(Figure dataset records)

[start]

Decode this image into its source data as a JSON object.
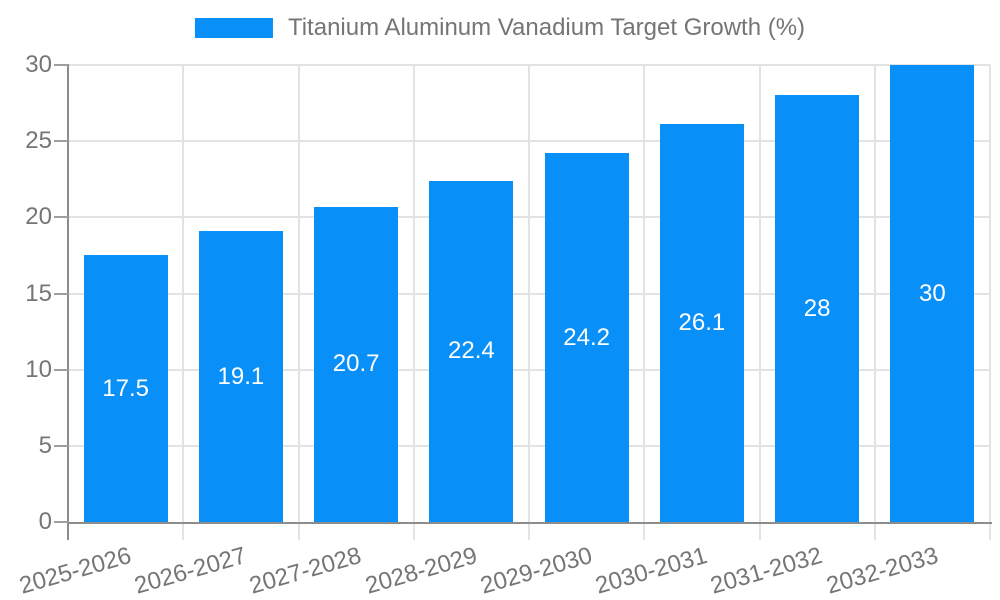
{
  "legend": {
    "label": "Titanium Aluminum Vanadium Target Growth (%)"
  },
  "colors": {
    "bar": "#0890f8",
    "grid": "#e3e3e3",
    "axis_line": "#8c8c8c",
    "tick": "#9e9e9e",
    "axis_label": "#757575",
    "value_label": "#ffffff",
    "background": "#ffffff"
  },
  "chart_data": {
    "type": "bar",
    "title": "Titanium Aluminum Vanadium Target Growth (%)",
    "categories": [
      "2025-2026",
      "2026-2027",
      "2027-2028",
      "2028-2029",
      "2029-2030",
      "2030-2031",
      "2031-2032",
      "2032-2033"
    ],
    "series": [
      {
        "name": "Titanium Aluminum Vanadium Target Growth (%)",
        "values": [
          17.5,
          19.1,
          20.7,
          22.4,
          24.2,
          26.1,
          28,
          30
        ]
      }
    ],
    "value_labels": [
      "17.5",
      "19.1",
      "20.7",
      "22.4",
      "24.2",
      "26.1",
      "28",
      "30"
    ],
    "xlabel": "",
    "ylabel": "",
    "ylim": [
      0,
      30
    ],
    "yticks": [
      0,
      5,
      10,
      15,
      20,
      25,
      30
    ],
    "ytick_labels": [
      "0",
      "5",
      "10",
      "15",
      "20",
      "25",
      "30"
    ],
    "grid": true,
    "legend_position": "top-center",
    "x_label_rotation_deg": -16
  }
}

[end]

GOAL
Skip the pictures and transcribe the rest of the records exactly.

COMPLETED TASK
Decode this image into its source data as a JSON object.
{
  "legend": {
    "label": "Titanium Aluminum Vanadium Target Growth (%)"
  },
  "colors": {
    "bar": "#0890f8",
    "grid": "#e3e3e3",
    "axis_line": "#8c8c8c",
    "tick": "#9e9e9e",
    "axis_label": "#757575",
    "value_label": "#ffffff",
    "background": "#ffffff"
  },
  "chart_data": {
    "type": "bar",
    "title": "Titanium Aluminum Vanadium Target Growth (%)",
    "categories": [
      "2025-2026",
      "2026-2027",
      "2027-2028",
      "2028-2029",
      "2029-2030",
      "2030-2031",
      "2031-2032",
      "2032-2033"
    ],
    "series": [
      {
        "name": "Titanium Aluminum Vanadium Target Growth (%)",
        "values": [
          17.5,
          19.1,
          20.7,
          22.4,
          24.2,
          26.1,
          28,
          30
        ]
      }
    ],
    "value_labels": [
      "17.5",
      "19.1",
      "20.7",
      "22.4",
      "24.2",
      "26.1",
      "28",
      "30"
    ],
    "xlabel": "",
    "ylabel": "",
    "ylim": [
      0,
      30
    ],
    "yticks": [
      0,
      5,
      10,
      15,
      20,
      25,
      30
    ],
    "ytick_labels": [
      "0",
      "5",
      "10",
      "15",
      "20",
      "25",
      "30"
    ],
    "grid": true,
    "legend_position": "top-center",
    "x_label_rotation_deg": -16
  }
}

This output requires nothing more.